Begin EXTRACTED INFORMATION
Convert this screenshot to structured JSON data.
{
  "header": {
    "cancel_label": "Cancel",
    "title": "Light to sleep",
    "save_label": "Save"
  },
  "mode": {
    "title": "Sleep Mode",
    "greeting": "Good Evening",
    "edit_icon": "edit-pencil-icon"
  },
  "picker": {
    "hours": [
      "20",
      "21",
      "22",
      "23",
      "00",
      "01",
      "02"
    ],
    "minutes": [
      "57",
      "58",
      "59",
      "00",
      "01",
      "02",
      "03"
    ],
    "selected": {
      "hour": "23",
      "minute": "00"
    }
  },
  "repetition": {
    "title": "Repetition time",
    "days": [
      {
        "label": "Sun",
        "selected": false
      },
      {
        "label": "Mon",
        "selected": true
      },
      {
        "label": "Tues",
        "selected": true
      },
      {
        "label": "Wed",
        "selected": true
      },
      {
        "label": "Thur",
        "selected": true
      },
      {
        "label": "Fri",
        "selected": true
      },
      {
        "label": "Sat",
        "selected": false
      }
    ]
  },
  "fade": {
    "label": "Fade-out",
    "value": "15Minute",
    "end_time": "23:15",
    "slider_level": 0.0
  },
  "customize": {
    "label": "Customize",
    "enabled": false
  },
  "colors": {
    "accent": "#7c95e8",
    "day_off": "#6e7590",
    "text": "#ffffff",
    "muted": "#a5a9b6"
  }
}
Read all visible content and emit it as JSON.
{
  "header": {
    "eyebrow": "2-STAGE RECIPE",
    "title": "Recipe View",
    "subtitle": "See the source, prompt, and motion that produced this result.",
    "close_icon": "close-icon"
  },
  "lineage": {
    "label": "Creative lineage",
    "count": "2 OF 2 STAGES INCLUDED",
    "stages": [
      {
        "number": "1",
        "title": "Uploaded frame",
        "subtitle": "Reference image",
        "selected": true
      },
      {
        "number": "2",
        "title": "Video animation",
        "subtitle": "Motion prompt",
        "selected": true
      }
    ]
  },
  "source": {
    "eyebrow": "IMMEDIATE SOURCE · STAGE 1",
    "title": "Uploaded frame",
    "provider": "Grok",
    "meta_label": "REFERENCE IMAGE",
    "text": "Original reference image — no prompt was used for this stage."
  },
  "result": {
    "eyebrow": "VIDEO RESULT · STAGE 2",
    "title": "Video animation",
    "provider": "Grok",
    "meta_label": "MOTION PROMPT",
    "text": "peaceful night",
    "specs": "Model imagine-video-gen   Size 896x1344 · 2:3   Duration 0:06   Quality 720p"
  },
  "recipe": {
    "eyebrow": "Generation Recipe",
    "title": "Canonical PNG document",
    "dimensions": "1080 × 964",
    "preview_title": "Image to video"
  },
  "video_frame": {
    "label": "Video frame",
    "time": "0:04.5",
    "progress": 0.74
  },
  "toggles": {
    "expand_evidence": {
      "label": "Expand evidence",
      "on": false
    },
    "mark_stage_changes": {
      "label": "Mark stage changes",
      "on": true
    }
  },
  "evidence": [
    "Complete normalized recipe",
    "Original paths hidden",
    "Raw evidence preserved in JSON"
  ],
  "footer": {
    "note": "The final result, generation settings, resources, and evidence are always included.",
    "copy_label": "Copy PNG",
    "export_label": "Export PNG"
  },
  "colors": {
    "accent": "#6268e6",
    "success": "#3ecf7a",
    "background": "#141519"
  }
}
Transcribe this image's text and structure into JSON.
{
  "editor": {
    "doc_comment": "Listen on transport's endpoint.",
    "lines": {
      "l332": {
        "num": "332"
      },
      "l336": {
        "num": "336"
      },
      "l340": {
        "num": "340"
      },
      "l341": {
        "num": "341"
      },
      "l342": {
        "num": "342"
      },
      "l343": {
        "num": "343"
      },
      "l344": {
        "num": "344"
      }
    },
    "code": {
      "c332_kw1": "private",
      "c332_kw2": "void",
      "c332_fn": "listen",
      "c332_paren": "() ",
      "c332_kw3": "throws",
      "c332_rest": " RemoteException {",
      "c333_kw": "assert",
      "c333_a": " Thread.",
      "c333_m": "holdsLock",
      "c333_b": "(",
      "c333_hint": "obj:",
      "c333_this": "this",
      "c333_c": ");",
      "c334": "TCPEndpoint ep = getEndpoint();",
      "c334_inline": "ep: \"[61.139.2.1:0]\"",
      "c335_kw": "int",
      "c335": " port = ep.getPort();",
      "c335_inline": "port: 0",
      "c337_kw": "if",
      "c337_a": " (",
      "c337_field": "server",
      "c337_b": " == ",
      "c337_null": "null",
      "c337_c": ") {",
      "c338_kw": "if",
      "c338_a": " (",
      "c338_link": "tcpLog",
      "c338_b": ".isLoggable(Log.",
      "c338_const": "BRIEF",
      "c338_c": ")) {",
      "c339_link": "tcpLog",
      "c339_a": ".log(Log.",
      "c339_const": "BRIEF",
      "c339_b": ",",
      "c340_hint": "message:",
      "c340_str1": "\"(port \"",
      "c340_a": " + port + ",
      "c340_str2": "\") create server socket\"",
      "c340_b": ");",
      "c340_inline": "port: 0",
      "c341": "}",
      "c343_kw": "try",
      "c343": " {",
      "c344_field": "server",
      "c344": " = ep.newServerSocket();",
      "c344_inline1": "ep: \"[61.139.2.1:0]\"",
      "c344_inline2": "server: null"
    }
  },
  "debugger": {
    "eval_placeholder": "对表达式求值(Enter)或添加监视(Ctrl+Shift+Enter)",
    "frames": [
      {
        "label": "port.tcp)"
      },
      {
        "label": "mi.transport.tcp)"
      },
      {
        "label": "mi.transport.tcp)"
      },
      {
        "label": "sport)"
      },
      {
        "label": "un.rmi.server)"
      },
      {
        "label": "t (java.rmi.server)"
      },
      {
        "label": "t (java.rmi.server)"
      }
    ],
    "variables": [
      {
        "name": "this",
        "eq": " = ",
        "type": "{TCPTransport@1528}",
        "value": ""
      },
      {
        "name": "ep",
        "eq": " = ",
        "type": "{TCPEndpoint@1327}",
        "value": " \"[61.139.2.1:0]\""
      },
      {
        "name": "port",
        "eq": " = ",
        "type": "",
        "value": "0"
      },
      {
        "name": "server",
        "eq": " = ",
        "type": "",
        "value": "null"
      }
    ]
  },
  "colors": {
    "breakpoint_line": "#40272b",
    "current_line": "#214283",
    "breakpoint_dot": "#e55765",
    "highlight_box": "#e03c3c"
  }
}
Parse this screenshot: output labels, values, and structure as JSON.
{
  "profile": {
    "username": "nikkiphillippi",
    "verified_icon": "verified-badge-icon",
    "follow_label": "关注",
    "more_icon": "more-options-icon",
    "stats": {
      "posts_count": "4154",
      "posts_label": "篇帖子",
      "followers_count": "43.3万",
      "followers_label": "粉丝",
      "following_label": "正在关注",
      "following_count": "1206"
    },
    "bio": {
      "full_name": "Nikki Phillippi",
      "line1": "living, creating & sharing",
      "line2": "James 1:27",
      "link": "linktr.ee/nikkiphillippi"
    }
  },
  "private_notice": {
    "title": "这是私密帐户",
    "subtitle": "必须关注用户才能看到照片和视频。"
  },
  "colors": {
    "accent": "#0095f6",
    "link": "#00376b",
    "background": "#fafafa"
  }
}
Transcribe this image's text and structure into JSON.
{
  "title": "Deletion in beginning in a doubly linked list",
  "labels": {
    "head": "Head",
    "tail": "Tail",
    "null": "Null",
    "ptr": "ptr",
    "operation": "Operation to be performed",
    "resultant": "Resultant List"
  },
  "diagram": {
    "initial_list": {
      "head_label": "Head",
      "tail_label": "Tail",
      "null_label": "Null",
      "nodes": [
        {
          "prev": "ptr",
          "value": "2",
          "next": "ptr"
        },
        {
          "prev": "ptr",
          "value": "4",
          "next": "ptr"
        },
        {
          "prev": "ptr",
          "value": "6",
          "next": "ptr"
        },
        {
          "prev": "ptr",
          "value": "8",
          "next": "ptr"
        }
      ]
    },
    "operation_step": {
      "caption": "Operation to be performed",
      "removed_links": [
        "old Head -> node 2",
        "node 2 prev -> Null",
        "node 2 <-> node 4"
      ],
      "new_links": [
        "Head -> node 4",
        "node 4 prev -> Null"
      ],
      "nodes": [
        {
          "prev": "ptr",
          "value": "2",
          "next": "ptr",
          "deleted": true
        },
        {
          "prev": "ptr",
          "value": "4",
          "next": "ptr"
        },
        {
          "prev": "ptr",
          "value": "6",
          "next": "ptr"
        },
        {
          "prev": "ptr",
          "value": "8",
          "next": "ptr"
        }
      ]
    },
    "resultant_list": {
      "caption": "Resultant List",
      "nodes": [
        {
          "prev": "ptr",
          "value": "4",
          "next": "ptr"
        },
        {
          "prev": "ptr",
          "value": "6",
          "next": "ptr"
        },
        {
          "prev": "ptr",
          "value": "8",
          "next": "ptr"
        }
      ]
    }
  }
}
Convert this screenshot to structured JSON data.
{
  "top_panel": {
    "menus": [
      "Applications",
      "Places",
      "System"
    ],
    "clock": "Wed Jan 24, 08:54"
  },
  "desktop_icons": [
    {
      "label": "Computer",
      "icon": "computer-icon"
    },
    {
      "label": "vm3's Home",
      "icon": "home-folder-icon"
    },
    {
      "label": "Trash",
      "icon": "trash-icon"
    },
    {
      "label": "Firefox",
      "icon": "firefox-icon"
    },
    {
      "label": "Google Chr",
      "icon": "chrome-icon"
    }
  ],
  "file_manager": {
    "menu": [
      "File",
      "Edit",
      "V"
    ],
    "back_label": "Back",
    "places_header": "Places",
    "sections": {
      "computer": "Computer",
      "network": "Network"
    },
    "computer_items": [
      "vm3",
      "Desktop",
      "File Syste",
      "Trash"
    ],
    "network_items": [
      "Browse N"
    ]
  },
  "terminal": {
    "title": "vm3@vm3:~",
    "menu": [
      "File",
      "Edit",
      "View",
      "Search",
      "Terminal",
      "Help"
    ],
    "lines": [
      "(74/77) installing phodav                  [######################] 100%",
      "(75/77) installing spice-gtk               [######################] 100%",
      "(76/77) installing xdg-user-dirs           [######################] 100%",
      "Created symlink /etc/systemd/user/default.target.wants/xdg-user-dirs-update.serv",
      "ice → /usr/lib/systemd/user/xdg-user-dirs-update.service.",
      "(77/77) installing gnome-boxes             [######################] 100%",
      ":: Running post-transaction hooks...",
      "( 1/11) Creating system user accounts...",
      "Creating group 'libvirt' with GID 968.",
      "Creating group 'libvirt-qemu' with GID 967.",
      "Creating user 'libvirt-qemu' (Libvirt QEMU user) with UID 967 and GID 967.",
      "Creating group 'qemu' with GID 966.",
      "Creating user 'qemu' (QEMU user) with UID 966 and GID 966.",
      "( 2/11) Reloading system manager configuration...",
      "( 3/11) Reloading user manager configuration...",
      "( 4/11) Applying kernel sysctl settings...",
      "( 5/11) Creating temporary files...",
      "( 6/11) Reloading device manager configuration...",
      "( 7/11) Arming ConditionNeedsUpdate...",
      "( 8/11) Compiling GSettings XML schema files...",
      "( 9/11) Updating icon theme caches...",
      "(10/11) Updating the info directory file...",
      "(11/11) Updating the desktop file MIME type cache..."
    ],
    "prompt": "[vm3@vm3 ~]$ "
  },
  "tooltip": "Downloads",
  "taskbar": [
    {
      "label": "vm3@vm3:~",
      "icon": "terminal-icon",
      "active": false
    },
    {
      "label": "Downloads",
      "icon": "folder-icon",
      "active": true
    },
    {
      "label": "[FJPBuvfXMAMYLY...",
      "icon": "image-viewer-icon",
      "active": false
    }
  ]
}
End EXTRACTED INFORMATION
■ WHAT YOU NEED TO DO ■
State how many lines of the listing hold the string "eyebrow"; reply with the number and nothing else.

■ WRITTEN RESPONSE ■
4